[[ AVAILABLE RECORDS, beginning ]]
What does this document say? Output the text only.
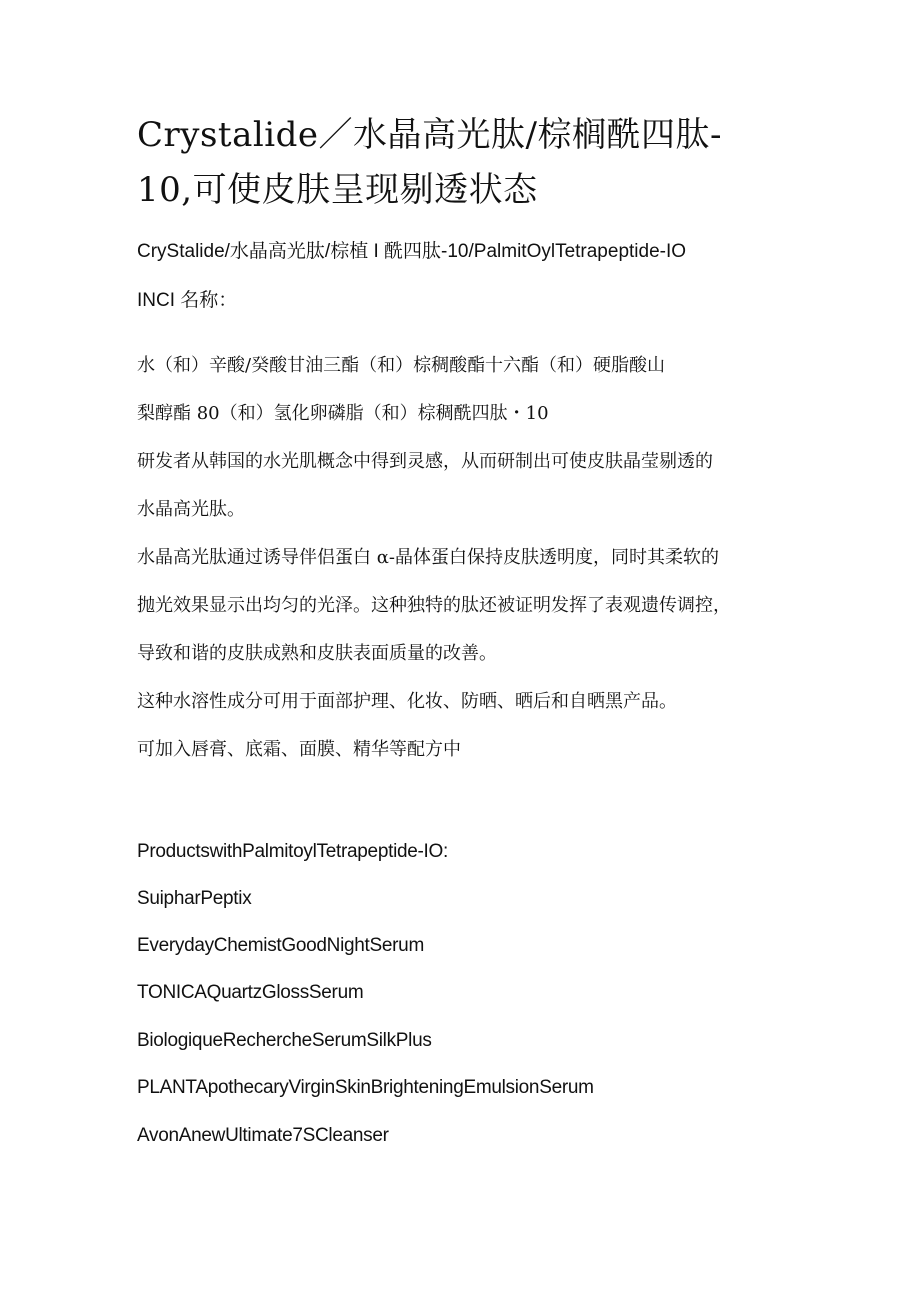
Crystalide／水晶高光肽/棕榈酰四肽-
10,可使皮肤呈现剔透状态
CryStalide/水晶高光肽/棕植 I 酰四肽-10/PalmitOylTetrapeptide-IO
INCI 名称：
水（和）辛酸/癸酸甘油三酯（和）棕稠酸酯十六酯（和）硬脂酸山
梨醇酯 80（和）氢化卵磷脂（和）棕稠酰四肽・10
研发者从韩国的水光肌概念中得到灵感，从而研制出可使皮肤晶莹剔透的
水晶高光肽。
水晶高光肽通过诱导伴侣蛋白 α-晶体蛋白保持皮肤透明度，同时其柔软的
抛光效果显示出均匀的光泽。这种独特的肽还被证明发挥了表观遗传调控，
导致和谐的皮肤成熟和皮肤表面质量的改善。
这种水溶性成分可用于面部护理、化妆、防晒、晒后和自晒黑产品。
可加入唇膏、底霜、面膜、精华等配方中
ProductswithPalmitoylTetrapeptide-IO:
SuipharPeptix
EverydayChemistGoodNightSerum
TONICAQuartzGlossSerum
BiologiqueRechercheSerumSilkPlus
PLANTApothecaryVirginSkinBrighteningEmulsionSerum
AvonAnewUltimate7SCleanser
[[ AVAILABLE RECORDS, end ]]
→ **TASK**: Apart from its pictures, the data is to be repeated exactly.

→ **WORKED SOLUTION**:
What does this document say? Output the text only.
Crystalide／水晶高光肽/棕榈酰四肽-
10,可使皮肤呈现剔透状态
CryStalide/水晶高光肽/棕植 I 酰四肽-10/PalmitOylTetrapeptide-IO
INCI 名称：
水（和）辛酸/癸酸甘油三酯（和）棕稠酸酯十六酯（和）硬脂酸山
梨醇酯 80（和）氢化卵磷脂（和）棕稠酰四肽・10
研发者从韩国的水光肌概念中得到灵感，从而研制出可使皮肤晶莹剔透的
水晶高光肽。
水晶高光肽通过诱导伴侣蛋白 α-晶体蛋白保持皮肤透明度，同时其柔软的
抛光效果显示出均匀的光泽。这种独特的肽还被证明发挥了表观遗传调控，
导致和谐的皮肤成熟和皮肤表面质量的改善。
这种水溶性成分可用于面部护理、化妆、防晒、晒后和自晒黑产品。
可加入唇膏、底霜、面膜、精华等配方中
ProductswithPalmitoylTetrapeptide-IO:
SuipharPeptix
EverydayChemistGoodNightSerum
TONICAQuartzGlossSerum
BiologiqueRechercheSerumSilkPlus
PLANTApothecaryVirginSkinBrighteningEmulsionSerum
AvonAnewUltimate7SCleanser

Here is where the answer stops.